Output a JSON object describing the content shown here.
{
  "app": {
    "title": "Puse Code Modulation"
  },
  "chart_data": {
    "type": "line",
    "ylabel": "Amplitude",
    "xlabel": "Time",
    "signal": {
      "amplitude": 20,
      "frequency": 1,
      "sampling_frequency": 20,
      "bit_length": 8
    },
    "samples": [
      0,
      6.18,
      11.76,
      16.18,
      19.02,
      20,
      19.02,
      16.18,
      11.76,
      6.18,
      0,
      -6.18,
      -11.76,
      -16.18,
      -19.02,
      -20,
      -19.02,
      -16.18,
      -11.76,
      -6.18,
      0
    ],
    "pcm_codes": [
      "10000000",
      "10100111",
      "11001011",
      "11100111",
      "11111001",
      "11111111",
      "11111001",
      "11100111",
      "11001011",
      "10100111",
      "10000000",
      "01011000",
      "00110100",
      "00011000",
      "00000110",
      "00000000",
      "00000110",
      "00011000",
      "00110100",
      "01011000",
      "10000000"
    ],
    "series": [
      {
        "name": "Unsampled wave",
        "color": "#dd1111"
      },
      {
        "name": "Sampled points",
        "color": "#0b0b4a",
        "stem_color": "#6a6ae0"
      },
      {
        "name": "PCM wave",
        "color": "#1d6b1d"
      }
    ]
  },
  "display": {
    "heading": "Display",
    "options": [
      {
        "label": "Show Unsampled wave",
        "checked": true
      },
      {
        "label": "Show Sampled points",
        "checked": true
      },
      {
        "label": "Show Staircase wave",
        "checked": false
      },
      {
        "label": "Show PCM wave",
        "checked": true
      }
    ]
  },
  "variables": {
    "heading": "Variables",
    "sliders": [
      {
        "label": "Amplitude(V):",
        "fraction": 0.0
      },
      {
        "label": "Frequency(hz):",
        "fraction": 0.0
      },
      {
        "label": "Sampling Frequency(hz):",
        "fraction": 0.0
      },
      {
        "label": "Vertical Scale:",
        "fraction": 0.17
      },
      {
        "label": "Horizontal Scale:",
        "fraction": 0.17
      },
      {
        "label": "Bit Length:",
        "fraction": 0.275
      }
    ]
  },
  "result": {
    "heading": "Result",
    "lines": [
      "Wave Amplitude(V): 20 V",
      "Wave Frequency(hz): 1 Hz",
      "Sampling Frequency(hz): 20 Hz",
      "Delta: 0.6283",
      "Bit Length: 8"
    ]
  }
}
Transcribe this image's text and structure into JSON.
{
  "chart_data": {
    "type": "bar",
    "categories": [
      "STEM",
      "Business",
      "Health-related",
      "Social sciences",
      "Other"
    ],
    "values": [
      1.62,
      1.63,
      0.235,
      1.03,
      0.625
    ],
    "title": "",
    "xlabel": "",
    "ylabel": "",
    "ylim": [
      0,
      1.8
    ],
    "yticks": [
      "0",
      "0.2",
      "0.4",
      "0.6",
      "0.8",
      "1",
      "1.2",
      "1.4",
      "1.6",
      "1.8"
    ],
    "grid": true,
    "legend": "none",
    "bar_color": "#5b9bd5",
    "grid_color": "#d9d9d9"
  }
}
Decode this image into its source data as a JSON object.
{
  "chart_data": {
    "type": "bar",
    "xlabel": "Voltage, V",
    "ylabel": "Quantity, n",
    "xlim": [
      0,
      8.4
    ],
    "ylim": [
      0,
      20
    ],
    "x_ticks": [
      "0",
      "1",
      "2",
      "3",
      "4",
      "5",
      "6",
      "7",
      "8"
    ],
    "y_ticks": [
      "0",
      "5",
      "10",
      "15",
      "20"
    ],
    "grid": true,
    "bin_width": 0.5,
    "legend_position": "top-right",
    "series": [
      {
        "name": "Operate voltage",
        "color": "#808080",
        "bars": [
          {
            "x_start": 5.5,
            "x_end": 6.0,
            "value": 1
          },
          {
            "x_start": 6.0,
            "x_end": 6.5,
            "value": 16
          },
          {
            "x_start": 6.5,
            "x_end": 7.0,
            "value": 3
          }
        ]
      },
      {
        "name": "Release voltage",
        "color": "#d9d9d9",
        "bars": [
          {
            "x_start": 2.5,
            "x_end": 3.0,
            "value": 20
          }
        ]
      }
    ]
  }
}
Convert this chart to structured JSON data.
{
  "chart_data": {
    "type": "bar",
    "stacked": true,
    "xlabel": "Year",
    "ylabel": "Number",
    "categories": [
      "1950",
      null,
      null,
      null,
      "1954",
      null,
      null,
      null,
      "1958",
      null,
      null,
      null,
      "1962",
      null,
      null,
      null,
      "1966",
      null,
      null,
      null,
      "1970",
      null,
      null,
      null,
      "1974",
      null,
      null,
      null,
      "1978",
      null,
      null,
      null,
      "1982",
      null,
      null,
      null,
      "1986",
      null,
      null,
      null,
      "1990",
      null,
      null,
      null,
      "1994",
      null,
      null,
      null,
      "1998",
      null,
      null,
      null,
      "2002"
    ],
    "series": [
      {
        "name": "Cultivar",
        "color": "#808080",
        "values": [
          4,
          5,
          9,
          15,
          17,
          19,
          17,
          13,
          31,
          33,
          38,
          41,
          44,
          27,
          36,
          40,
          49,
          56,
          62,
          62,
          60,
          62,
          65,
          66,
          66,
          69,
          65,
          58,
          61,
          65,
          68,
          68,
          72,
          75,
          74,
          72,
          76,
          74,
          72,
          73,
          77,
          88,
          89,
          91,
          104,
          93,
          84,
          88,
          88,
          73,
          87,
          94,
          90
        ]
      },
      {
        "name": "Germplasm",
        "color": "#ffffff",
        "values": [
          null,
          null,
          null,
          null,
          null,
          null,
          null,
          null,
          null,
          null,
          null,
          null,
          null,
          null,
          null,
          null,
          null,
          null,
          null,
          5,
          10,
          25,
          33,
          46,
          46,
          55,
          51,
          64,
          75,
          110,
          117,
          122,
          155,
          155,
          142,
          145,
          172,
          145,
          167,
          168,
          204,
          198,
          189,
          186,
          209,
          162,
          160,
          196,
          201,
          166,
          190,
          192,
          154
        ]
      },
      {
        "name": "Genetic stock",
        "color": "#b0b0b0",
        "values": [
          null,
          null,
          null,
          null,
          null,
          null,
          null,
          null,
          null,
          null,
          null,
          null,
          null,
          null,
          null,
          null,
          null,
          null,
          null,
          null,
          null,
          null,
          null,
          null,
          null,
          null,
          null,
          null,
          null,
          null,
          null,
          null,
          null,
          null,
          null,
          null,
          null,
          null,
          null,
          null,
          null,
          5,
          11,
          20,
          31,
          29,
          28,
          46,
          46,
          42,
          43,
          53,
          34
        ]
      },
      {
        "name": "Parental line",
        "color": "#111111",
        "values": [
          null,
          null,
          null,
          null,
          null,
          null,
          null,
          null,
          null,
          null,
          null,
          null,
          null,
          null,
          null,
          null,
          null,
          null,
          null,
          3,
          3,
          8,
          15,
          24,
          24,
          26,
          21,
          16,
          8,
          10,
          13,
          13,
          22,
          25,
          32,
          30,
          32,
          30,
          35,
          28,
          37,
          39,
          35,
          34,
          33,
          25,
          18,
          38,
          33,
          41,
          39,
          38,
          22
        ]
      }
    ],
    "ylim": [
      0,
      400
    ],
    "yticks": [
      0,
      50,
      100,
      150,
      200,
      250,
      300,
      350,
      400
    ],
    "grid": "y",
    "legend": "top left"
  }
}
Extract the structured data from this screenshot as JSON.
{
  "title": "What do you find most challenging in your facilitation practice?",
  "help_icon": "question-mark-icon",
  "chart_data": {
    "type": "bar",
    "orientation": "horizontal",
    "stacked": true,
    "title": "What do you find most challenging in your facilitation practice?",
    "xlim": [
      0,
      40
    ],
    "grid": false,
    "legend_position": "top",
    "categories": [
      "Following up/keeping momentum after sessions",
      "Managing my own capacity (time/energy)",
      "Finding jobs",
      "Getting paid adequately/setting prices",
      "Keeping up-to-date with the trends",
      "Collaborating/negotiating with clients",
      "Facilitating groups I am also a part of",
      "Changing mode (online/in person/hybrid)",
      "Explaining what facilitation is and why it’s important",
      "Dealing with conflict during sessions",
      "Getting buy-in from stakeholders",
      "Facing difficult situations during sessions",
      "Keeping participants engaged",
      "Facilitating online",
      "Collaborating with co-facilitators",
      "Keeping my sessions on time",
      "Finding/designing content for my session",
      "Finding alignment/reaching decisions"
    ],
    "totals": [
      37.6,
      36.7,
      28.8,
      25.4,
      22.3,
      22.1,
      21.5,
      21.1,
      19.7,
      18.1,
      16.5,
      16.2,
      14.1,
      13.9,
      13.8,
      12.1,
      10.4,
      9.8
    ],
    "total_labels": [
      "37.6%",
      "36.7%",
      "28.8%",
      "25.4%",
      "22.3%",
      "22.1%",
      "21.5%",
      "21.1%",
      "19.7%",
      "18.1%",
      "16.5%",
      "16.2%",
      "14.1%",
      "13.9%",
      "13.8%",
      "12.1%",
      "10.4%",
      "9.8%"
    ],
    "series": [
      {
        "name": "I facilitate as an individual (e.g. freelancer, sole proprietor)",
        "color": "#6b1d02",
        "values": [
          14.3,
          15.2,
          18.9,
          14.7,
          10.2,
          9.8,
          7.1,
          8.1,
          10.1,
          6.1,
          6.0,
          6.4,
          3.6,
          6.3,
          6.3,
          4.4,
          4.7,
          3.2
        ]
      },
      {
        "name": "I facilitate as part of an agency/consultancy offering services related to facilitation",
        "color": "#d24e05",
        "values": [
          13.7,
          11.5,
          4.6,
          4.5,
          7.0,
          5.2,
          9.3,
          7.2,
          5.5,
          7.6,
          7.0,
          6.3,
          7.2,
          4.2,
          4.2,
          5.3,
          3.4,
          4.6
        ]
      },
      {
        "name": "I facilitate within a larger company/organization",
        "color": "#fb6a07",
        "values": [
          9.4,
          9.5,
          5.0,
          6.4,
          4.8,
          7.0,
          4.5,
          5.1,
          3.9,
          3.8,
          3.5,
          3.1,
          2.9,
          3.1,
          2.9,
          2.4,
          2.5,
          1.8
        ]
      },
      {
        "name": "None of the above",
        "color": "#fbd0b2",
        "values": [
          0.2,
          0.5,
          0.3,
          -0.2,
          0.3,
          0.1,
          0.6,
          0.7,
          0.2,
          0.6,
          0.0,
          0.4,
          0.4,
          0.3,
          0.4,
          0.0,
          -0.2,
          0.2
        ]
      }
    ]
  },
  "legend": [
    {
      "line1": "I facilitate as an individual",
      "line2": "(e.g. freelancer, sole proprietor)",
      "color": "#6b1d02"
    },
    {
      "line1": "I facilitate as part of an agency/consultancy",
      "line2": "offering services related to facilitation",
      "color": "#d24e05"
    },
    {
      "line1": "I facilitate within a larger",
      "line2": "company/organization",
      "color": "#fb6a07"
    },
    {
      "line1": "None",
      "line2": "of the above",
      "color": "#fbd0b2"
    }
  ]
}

______

*REQUIREMENTS*
Find the word "within" in the records and pull out each line that has it.

*RESULT FOR THIS TASK*
        "name": "I facilitate within a larger company/organization",
      "line1": "I facilitate within a larger",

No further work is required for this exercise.